> _Task requirements_
Say how many lines contain the string "Support". Give no other output.

> _Material provided_

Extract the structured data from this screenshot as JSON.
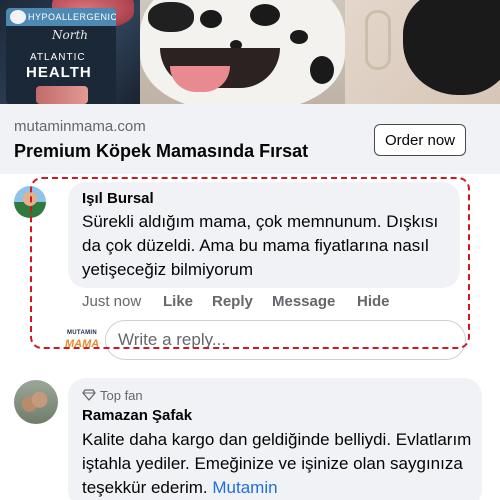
{
  "ad": {
    "image": {
      "pack_brand_top": "HYPOALLERGENIC",
      "pack_script": "North",
      "pack_line1": "ATLANTIC",
      "pack_line2": "HEALTH"
    },
    "link": {
      "domain": "mutaminmama.com",
      "title": "Premium Köpek Mamasında Fırsat",
      "cta_label": "Order now"
    }
  },
  "comments": [
    {
      "author": "Işıl Bursal",
      "text": "Sürekli aldığım mama, çok memnunum. Dışkısı da çok düzeldi. Ama bu mama fiyatlarına nasıl yetişeceğiz bilmiyorum",
      "timestamp": "Just now",
      "actions": {
        "like": "Like",
        "reply": "Reply",
        "message": "Message",
        "hide": "Hide"
      },
      "highlighted": true,
      "highlight_color": "#d01820"
    },
    {
      "badge": "Top fan",
      "badge_icon": "diamond-icon",
      "author": "Ramazan Şafak",
      "text": "Kalite daha kargo dan geldiğinde belliydi. Evlatlarım iştahla yediler. Emeğinize ve işinize olan saygınıza teşekkür ederim. ",
      "mention": "Mutamin"
    }
  ],
  "reply_box": {
    "placeholder": "Write a reply...",
    "page_avatar_top": "MUTAMIN",
    "page_avatar_bottom": "MAMA"
  },
  "colors": {
    "link_blue": "#216fdb",
    "secondary_text": "#65676b",
    "bubble_bg": "#f0f2f5",
    "brand_orange": "#e8892a"
  }
}
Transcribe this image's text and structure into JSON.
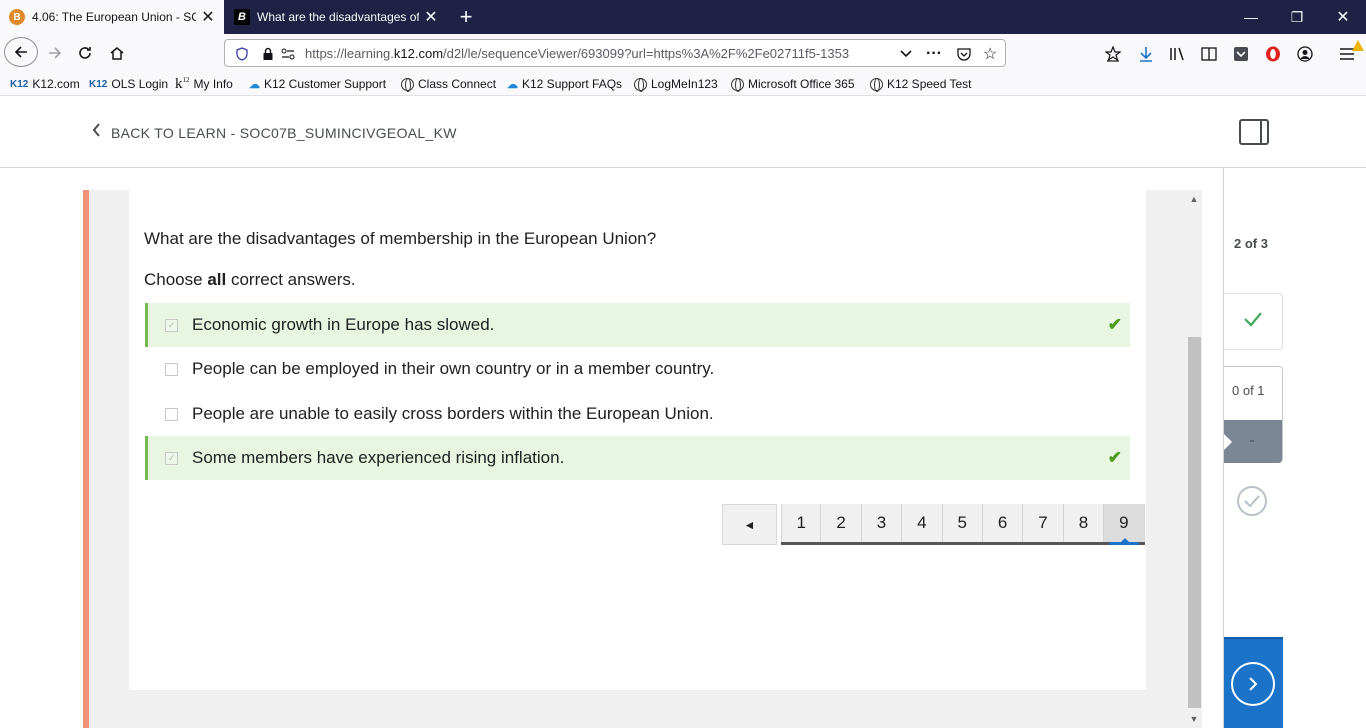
{
  "browser": {
    "tabs": [
      {
        "title": "4.06: The European Union - SOC",
        "favicon": "brightspace-icon",
        "active": true
      },
      {
        "title": "What are the disadvantages of ",
        "favicon": "b-icon",
        "active": false
      }
    ],
    "url": {
      "prefix": "https://learning.",
      "domain": "k12.com",
      "path": "/d2l/le/sequenceViewer/693099?url=https%3A%2F%2Fe02711f5-1353"
    },
    "bookmarks": [
      {
        "label": "K12.com",
        "icon": "k12-icon"
      },
      {
        "label": "OLS Login",
        "icon": "k12-icon"
      },
      {
        "label": "My Info",
        "icon": "k12-logo-icon"
      },
      {
        "label": "K12 Customer Support",
        "icon": "cloud-icon"
      },
      {
        "label": "Class Connect",
        "icon": "globe-icon"
      },
      {
        "label": "K12 Support FAQs",
        "icon": "cloud-icon"
      },
      {
        "label": "LogMeIn123",
        "icon": "globe-icon"
      },
      {
        "label": "Microsoft Office 365",
        "icon": "globe-icon"
      },
      {
        "label": "K12 Speed Test",
        "icon": "globe-icon"
      }
    ]
  },
  "header": {
    "back_label": "BACK TO LEARN - SOC07B_SUMINCIVGEOAL_KW"
  },
  "quiz": {
    "question": "What are the disadvantages of membership in the European Union?",
    "instruction_pre": "Choose ",
    "instruction_bold": "all",
    "instruction_post": " correct answers.",
    "options": [
      {
        "text": "Economic growth in Europe has slowed.",
        "selected": true,
        "correct": true
      },
      {
        "text": "People can be employed in their own country or in a member country.",
        "selected": false,
        "correct": false
      },
      {
        "text": "People are unable to easily cross borders within the European Union.",
        "selected": false,
        "correct": false
      },
      {
        "text": "Some members have experienced rising inflation.",
        "selected": true,
        "correct": true
      }
    ],
    "pagination": {
      "prev": "◄",
      "pages": [
        "1",
        "2",
        "3",
        "4",
        "5",
        "6",
        "7",
        "8",
        "9"
      ],
      "current": "9"
    }
  },
  "sidebar": {
    "progress": "2 of 3",
    "current_step": "0 of 1"
  },
  "colors": {
    "accent": "#1a73c8",
    "correct_bg": "#e8f5e1",
    "correct_border": "#76b852",
    "left_accent": "#f2927a"
  }
}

> _The result_
2